## Data for processing:
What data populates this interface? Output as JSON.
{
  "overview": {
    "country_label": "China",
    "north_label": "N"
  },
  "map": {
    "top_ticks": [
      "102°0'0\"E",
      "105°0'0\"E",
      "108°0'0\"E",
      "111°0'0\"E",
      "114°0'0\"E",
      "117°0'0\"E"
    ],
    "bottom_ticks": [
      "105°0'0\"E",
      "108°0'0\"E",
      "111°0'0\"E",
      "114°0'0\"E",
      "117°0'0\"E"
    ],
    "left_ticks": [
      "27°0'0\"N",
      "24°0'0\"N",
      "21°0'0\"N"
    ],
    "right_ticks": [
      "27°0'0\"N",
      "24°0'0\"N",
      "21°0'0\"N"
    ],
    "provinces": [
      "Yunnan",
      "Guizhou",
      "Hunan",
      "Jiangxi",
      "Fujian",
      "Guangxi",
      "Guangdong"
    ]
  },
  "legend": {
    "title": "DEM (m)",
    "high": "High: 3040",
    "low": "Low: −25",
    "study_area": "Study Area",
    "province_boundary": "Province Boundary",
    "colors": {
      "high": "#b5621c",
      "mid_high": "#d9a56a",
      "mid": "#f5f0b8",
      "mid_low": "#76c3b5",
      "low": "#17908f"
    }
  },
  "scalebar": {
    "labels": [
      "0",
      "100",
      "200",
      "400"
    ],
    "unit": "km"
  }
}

## Task goal:
Reproduce the material above without altering a single character.

## Task output:
What data populates this interface? Output as JSON.
{
  "overview": {
    "country_label": "China",
    "north_label": "N"
  },
  "map": {
    "top_ticks": [
      "102°0'0\"E",
      "105°0'0\"E",
      "108°0'0\"E",
      "111°0'0\"E",
      "114°0'0\"E",
      "117°0'0\"E"
    ],
    "bottom_ticks": [
      "105°0'0\"E",
      "108°0'0\"E",
      "111°0'0\"E",
      "114°0'0\"E",
      "117°0'0\"E"
    ],
    "left_ticks": [
      "27°0'0\"N",
      "24°0'0\"N",
      "21°0'0\"N"
    ],
    "right_ticks": [
      "27°0'0\"N",
      "24°0'0\"N",
      "21°0'0\"N"
    ],
    "provinces": [
      "Yunnan",
      "Guizhou",
      "Hunan",
      "Jiangxi",
      "Fujian",
      "Guangxi",
      "Guangdong"
    ]
  },
  "legend": {
    "title": "DEM (m)",
    "high": "High: 3040",
    "low": "Low: −25",
    "study_area": "Study Area",
    "province_boundary": "Province Boundary",
    "colors": {
      "high": "#b5621c",
      "mid_high": "#d9a56a",
      "mid": "#f5f0b8",
      "mid_low": "#76c3b5",
      "low": "#17908f"
    }
  },
  "scalebar": {
    "labels": [
      "0",
      "100",
      "200",
      "400"
    ],
    "unit": "km"
  }
}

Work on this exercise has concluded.